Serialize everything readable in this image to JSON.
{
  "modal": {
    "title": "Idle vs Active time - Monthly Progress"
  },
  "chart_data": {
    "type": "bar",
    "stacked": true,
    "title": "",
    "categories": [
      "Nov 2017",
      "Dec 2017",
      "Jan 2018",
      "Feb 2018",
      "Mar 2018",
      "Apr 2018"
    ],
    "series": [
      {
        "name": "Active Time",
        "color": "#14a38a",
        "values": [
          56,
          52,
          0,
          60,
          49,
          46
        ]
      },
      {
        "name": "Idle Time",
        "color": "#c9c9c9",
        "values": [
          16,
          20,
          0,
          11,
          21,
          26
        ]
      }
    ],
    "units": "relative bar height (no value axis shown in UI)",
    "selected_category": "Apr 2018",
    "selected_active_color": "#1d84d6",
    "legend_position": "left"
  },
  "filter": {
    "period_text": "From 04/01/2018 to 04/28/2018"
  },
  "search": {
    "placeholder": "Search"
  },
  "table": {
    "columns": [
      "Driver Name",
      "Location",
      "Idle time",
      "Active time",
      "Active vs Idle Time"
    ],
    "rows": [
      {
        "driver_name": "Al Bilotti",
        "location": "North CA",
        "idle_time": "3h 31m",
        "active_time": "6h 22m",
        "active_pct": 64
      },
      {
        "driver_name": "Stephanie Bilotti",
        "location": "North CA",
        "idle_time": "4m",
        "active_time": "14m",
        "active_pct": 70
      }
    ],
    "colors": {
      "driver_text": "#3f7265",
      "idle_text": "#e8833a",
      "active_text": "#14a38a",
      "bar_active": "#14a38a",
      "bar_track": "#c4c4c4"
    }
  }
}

★ ★ ★ ★

Retype all of the material, keeping each line exact.

▶ **Finished task**:
Serialize everything readable in this image to JSON.
{
  "modal": {
    "title": "Idle vs Active time - Monthly Progress"
  },
  "chart_data": {
    "type": "bar",
    "stacked": true,
    "title": "",
    "categories": [
      "Nov 2017",
      "Dec 2017",
      "Jan 2018",
      "Feb 2018",
      "Mar 2018",
      "Apr 2018"
    ],
    "series": [
      {
        "name": "Active Time",
        "color": "#14a38a",
        "values": [
          56,
          52,
          0,
          60,
          49,
          46
        ]
      },
      {
        "name": "Idle Time",
        "color": "#c9c9c9",
        "values": [
          16,
          20,
          0,
          11,
          21,
          26
        ]
      }
    ],
    "units": "relative bar height (no value axis shown in UI)",
    "selected_category": "Apr 2018",
    "selected_active_color": "#1d84d6",
    "legend_position": "left"
  },
  "filter": {
    "period_text": "From 04/01/2018 to 04/28/2018"
  },
  "search": {
    "placeholder": "Search"
  },
  "table": {
    "columns": [
      "Driver Name",
      "Location",
      "Idle time",
      "Active time",
      "Active vs Idle Time"
    ],
    "rows": [
      {
        "driver_name": "Al Bilotti",
        "location": "North CA",
        "idle_time": "3h 31m",
        "active_time": "6h 22m",
        "active_pct": 64
      },
      {
        "driver_name": "Stephanie Bilotti",
        "location": "North CA",
        "idle_time": "4m",
        "active_time": "14m",
        "active_pct": 70
      }
    ],
    "colors": {
      "driver_text": "#3f7265",
      "idle_text": "#e8833a",
      "active_text": "#14a38a",
      "bar_active": "#14a38a",
      "bar_track": "#c4c4c4"
    }
  }
}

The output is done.